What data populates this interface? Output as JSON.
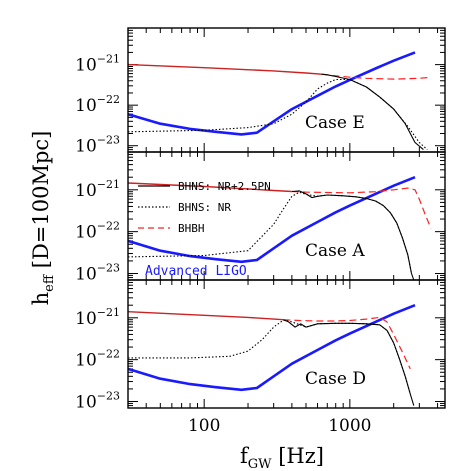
{
  "chart_data": {
    "type": "line",
    "xscale": "log",
    "yscale": "log",
    "xlim": [
      30,
      4500
    ],
    "ylim": [
      7e-24,
      8e-21
    ],
    "x_ticks": [
      {
        "value": 100,
        "label": "100"
      },
      {
        "value": 1000,
        "label": "1000"
      }
    ],
    "y_ticks": [
      {
        "value": 1e-21,
        "base": "10",
        "exponent": "−21"
      },
      {
        "value": 1e-22,
        "base": "10",
        "exponent": "−22"
      },
      {
        "value": 1e-23,
        "base": "10",
        "exponent": "−23"
      }
    ],
    "xlabel": {
      "main": "f",
      "sub": "GW",
      "unit": " [Hz]"
    },
    "ylabel": {
      "main": "h",
      "sub": "eff",
      "rest": " [D=100Mpc]"
    },
    "legend": {
      "placement": "top-left of middle panel",
      "entries": [
        {
          "label": "BHNS: NR+2.5PN",
          "style": "solid",
          "color": "#000000"
        },
        {
          "label": "BHNS: NR",
          "style": "dotted",
          "color": "#000000"
        },
        {
          "label": "BHBH",
          "style": "dashed",
          "color": "#ff2020"
        }
      ]
    },
    "ligo_label": "Advanced LIGO",
    "colors": {
      "ligo": "#1a1aff",
      "bhbh": "#ff2020",
      "pn": "#cc2222",
      "bhns": "#000000"
    },
    "ligo_curve": [
      [
        30,
        6e-23
      ],
      [
        50,
        3.5e-23
      ],
      [
        80,
        2.6e-23
      ],
      [
        120,
        2.2e-23
      ],
      [
        180,
        1.9e-23
      ],
      [
        230,
        2.1e-23
      ],
      [
        300,
        4e-23
      ],
      [
        400,
        8e-23
      ],
      [
        600,
        1.7e-22
      ],
      [
        800,
        2.9e-22
      ],
      [
        1000,
        4.2e-22
      ],
      [
        1500,
        8e-22
      ],
      [
        2000,
        1.25e-21
      ],
      [
        2800,
        2e-21
      ]
    ],
    "panels": [
      {
        "case": "Case E",
        "pn": [
          [
            30,
            1e-21
          ],
          [
            100,
            8.4e-22
          ],
          [
            300,
            7e-22
          ],
          [
            500,
            6.2e-22
          ],
          [
            640,
            5.8e-22
          ]
        ],
        "bhbh": [
          [
            640,
            5.8e-22
          ],
          [
            800,
            5.3e-22
          ],
          [
            1000,
            4.9e-22
          ],
          [
            1300,
            4.6e-22
          ],
          [
            1600,
            4.5e-22
          ],
          [
            2000,
            4.4e-22
          ],
          [
            2500,
            4.5e-22
          ],
          [
            3000,
            4.6e-22
          ],
          [
            3500,
            4.8e-22
          ]
        ],
        "nr_hybrid": [
          [
            640,
            5.8e-22
          ],
          [
            700,
            5.6e-22
          ],
          [
            800,
            5.1e-22
          ],
          [
            1000,
            4.3e-22
          ],
          [
            1300,
            2.8e-22
          ],
          [
            1600,
            1.6e-22
          ],
          [
            2000,
            8e-23
          ],
          [
            2400,
            3.5e-23
          ],
          [
            2800,
            1.2e-23
          ],
          [
            3200,
            8e-24
          ]
        ],
        "nr": [
          [
            30,
            2.2e-23
          ],
          [
            100,
            2.4e-23
          ],
          [
            200,
            2.8e-23
          ],
          [
            300,
            3.5e-23
          ],
          [
            400,
            6e-23
          ],
          [
            500,
            1.2e-22
          ],
          [
            600,
            2.5e-22
          ],
          [
            700,
            3.5e-22
          ],
          [
            800,
            4.3e-22
          ],
          [
            1000,
            4.3e-22
          ],
          [
            1300,
            2.8e-22
          ],
          [
            1600,
            1.6e-22
          ],
          [
            2000,
            8e-23
          ],
          [
            2500,
            3e-23
          ],
          [
            3000,
            1.2e-23
          ],
          [
            3400,
            8e-24
          ]
        ]
      },
      {
        "case": "Case A",
        "pn": [
          [
            30,
            1.45e-21
          ],
          [
            100,
            1.2e-21
          ],
          [
            200,
            1.05e-21
          ],
          [
            300,
            9.6e-22
          ],
          [
            400,
            9.1e-22
          ]
        ],
        "bhbh": [
          [
            400,
            9.1e-22
          ],
          [
            500,
            8.8e-22
          ],
          [
            700,
            8.6e-22
          ],
          [
            1000,
            8.5e-22
          ],
          [
            1500,
            9e-22
          ],
          [
            2000,
            1e-21
          ],
          [
            2500,
            1.1e-21
          ],
          [
            2800,
            1e-21
          ],
          [
            3000,
            6e-22
          ],
          [
            3300,
            2.5e-22
          ],
          [
            3600,
            1.2e-22
          ]
        ],
        "nr_hybrid": [
          [
            400,
            9.1e-22
          ],
          [
            450,
            9.4e-22
          ],
          [
            500,
            8e-22
          ],
          [
            550,
            6.5e-22
          ],
          [
            600,
            7e-22
          ],
          [
            700,
            7.5e-22
          ],
          [
            900,
            7.2e-22
          ],
          [
            1100,
            6.8e-22
          ],
          [
            1300,
            6.2e-22
          ],
          [
            1500,
            5.4e-22
          ],
          [
            1700,
            4.2e-22
          ],
          [
            1900,
            2.8e-22
          ],
          [
            2100,
            1.6e-22
          ],
          [
            2300,
            7e-23
          ],
          [
            2500,
            2.8e-23
          ],
          [
            2650,
            1e-23
          ],
          [
            2750,
            7e-24
          ]
        ],
        "nr": [
          [
            30,
            2.5e-23
          ],
          [
            100,
            2.7e-23
          ],
          [
            200,
            3.5e-23
          ],
          [
            300,
            1.5e-22
          ],
          [
            350,
            3.5e-22
          ],
          [
            400,
            7e-22
          ],
          [
            450,
            8.7e-22
          ],
          [
            500,
            7.8e-22
          ],
          [
            600,
            7e-22
          ],
          [
            700,
            7.5e-22
          ],
          [
            900,
            7.2e-22
          ],
          [
            1100,
            6.8e-22
          ],
          [
            1300,
            6.2e-22
          ],
          [
            1500,
            5.4e-22
          ],
          [
            1700,
            4.2e-22
          ],
          [
            1900,
            2.8e-22
          ],
          [
            2100,
            1.6e-22
          ],
          [
            2300,
            7e-23
          ],
          [
            2500,
            2.8e-23
          ],
          [
            2650,
            1e-23
          ]
        ]
      },
      {
        "case": "Case D",
        "pn": [
          [
            30,
            1.4e-21
          ],
          [
            100,
            1.15e-21
          ],
          [
            200,
            1.02e-21
          ],
          [
            300,
            9.3e-22
          ],
          [
            350,
            9e-22
          ]
        ],
        "bhbh": [
          [
            350,
            9e-22
          ],
          [
            450,
            8.6e-22
          ],
          [
            600,
            8.4e-22
          ],
          [
            800,
            8.4e-22
          ],
          [
            1000,
            8.6e-22
          ],
          [
            1300,
            9.3e-22
          ],
          [
            1600,
            1.02e-21
          ],
          [
            1800,
            8e-22
          ],
          [
            2000,
            4e-22
          ],
          [
            2300,
            1.5e-22
          ],
          [
            2600,
            6e-23
          ]
        ],
        "nr_hybrid": [
          [
            350,
            9e-22
          ],
          [
            380,
            8e-22
          ],
          [
            420,
            6e-22
          ],
          [
            460,
            7.2e-22
          ],
          [
            500,
            6e-22
          ],
          [
            600,
            7.2e-22
          ],
          [
            800,
            7.4e-22
          ],
          [
            1000,
            7.4e-22
          ],
          [
            1300,
            7.2e-22
          ],
          [
            1600,
            6.8e-22
          ],
          [
            1800,
            5e-22
          ],
          [
            2000,
            2.5e-22
          ],
          [
            2200,
            1e-22
          ],
          [
            2400,
            4e-23
          ],
          [
            2600,
            1.5e-23
          ],
          [
            2750,
            8e-24
          ]
        ],
        "nr": [
          [
            30,
            1.1e-22
          ],
          [
            80,
            1.1e-22
          ],
          [
            150,
            1.2e-22
          ],
          [
            200,
            1.6e-22
          ],
          [
            250,
            3e-22
          ],
          [
            300,
            6e-22
          ],
          [
            350,
            8.8e-22
          ],
          [
            400,
            8e-22
          ],
          [
            500,
            6e-22
          ],
          [
            600,
            7.2e-22
          ],
          [
            800,
            7.4e-22
          ],
          [
            1000,
            7.4e-22
          ],
          [
            1300,
            7.2e-22
          ],
          [
            1600,
            6.8e-22
          ],
          [
            1800,
            5e-22
          ],
          [
            2000,
            2.5e-22
          ],
          [
            2200,
            1e-22
          ],
          [
            2400,
            4e-23
          ],
          [
            2600,
            1.5e-23
          ]
        ]
      }
    ]
  }
}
== == ==
* Given instruction *
Scan the listing above and copy all lines containing the word "exponent".

* The completed task *
        "exponent": "−21"
        "exponent": "−22"
        "exponent": "−23"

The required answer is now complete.